[BEGIN Supplied material]

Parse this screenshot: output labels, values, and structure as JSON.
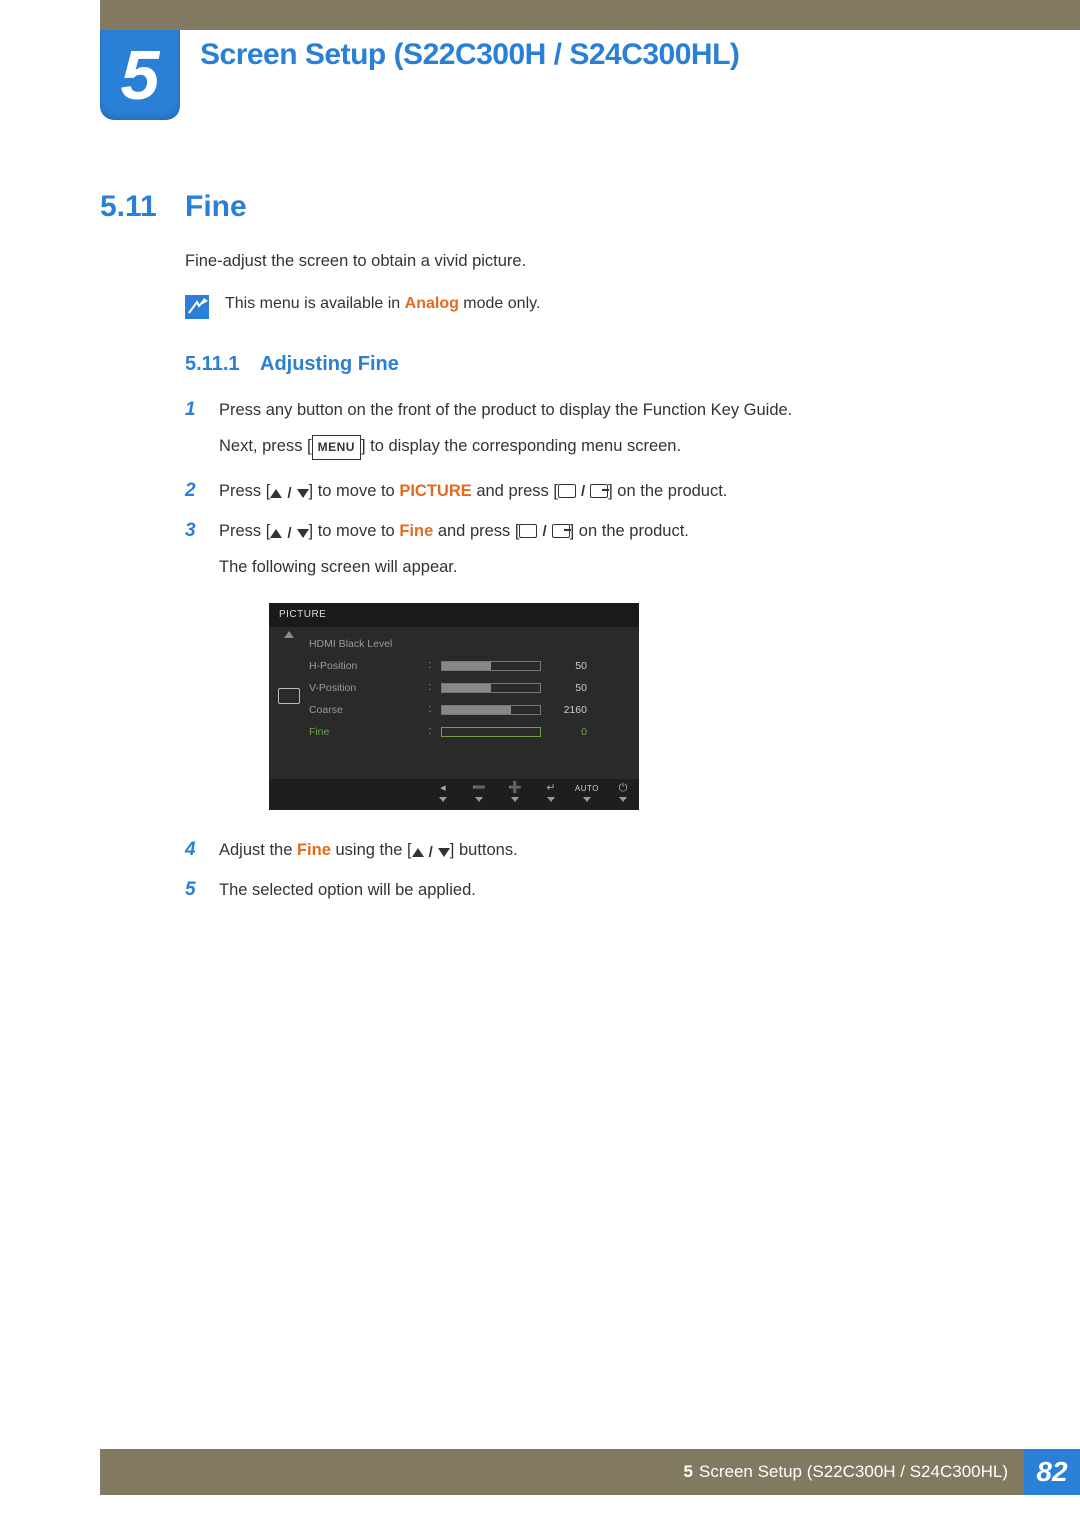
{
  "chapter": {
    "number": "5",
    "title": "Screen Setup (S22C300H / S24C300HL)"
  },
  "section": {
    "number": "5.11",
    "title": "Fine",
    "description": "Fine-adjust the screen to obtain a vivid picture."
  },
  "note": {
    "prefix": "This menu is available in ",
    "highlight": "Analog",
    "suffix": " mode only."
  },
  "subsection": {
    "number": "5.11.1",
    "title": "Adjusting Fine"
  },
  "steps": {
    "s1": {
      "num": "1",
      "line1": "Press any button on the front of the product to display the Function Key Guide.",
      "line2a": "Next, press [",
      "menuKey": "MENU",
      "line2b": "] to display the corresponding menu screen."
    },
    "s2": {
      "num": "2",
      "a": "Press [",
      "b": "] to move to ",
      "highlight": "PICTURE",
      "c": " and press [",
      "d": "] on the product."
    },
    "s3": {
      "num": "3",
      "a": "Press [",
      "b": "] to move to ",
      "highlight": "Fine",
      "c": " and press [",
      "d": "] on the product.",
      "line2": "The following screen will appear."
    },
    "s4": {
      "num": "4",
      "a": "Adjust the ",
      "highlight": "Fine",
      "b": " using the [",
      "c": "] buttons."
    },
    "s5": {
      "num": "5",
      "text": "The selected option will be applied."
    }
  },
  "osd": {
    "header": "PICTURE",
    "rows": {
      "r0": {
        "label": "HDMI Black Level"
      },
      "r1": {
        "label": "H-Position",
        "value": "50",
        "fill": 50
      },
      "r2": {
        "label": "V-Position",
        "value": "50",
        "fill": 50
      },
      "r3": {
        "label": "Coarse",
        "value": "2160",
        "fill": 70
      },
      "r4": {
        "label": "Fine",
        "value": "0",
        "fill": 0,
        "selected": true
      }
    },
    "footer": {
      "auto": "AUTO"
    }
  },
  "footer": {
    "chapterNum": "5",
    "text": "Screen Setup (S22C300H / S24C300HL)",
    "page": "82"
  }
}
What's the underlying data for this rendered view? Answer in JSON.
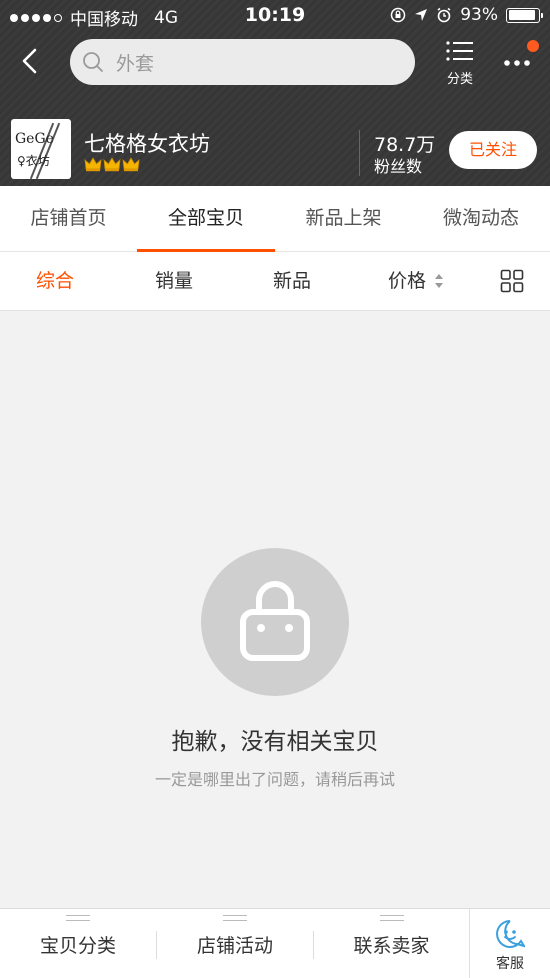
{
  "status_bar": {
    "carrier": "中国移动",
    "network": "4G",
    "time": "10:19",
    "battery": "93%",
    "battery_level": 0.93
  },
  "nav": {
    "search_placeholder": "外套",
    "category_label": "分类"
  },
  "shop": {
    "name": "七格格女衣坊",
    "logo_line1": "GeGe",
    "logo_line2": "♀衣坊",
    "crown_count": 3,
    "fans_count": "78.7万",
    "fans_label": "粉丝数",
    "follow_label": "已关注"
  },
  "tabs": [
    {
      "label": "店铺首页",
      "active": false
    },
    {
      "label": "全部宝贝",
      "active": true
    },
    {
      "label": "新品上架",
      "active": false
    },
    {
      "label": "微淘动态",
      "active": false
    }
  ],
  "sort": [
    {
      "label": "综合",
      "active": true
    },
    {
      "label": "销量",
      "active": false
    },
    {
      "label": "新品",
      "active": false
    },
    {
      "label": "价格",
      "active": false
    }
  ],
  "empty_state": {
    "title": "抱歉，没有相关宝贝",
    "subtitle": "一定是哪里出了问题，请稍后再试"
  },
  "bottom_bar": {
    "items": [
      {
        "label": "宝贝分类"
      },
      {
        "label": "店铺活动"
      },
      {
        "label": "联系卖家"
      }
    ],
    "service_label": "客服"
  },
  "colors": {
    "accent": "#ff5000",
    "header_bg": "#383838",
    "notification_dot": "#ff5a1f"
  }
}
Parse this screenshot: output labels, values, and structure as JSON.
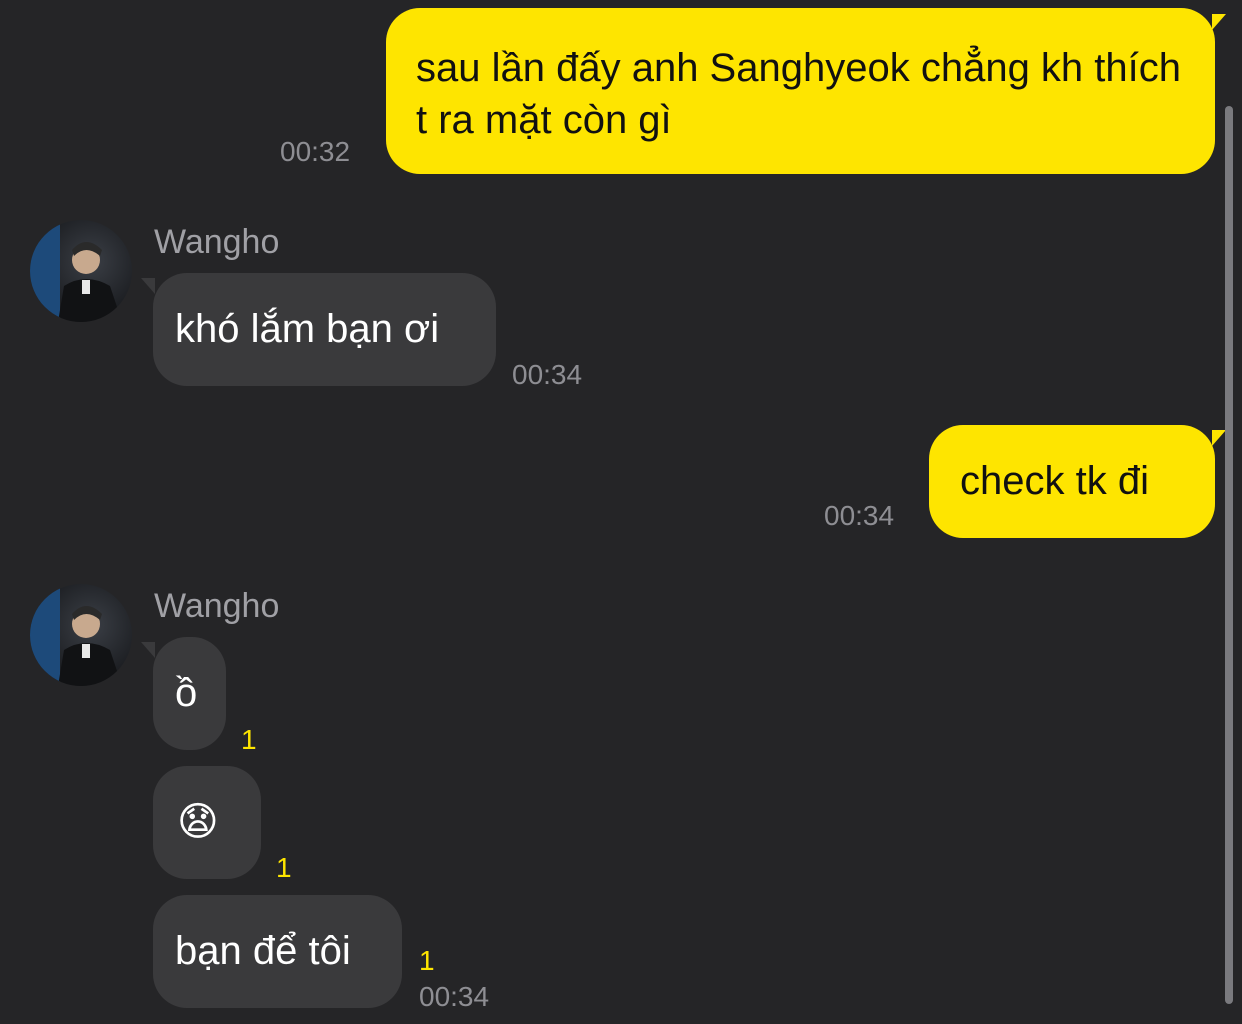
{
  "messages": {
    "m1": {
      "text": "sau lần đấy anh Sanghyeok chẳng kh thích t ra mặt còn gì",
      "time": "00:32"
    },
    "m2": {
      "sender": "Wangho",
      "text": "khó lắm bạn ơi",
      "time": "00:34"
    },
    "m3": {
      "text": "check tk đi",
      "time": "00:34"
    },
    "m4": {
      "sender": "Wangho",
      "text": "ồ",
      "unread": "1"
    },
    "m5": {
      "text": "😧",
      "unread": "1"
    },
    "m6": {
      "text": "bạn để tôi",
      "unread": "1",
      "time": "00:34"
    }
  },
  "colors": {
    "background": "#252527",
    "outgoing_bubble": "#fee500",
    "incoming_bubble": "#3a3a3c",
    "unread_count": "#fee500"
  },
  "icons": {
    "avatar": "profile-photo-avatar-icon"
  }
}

[END Supplied material]

_What is required:_ From the entries above, copy each line holding "product".

_Exercise solution:_
      "line1": "Press any button on the front of the product to display the Function Key Guide.",
      "d": "] on the product."
      "d": "] on the product.",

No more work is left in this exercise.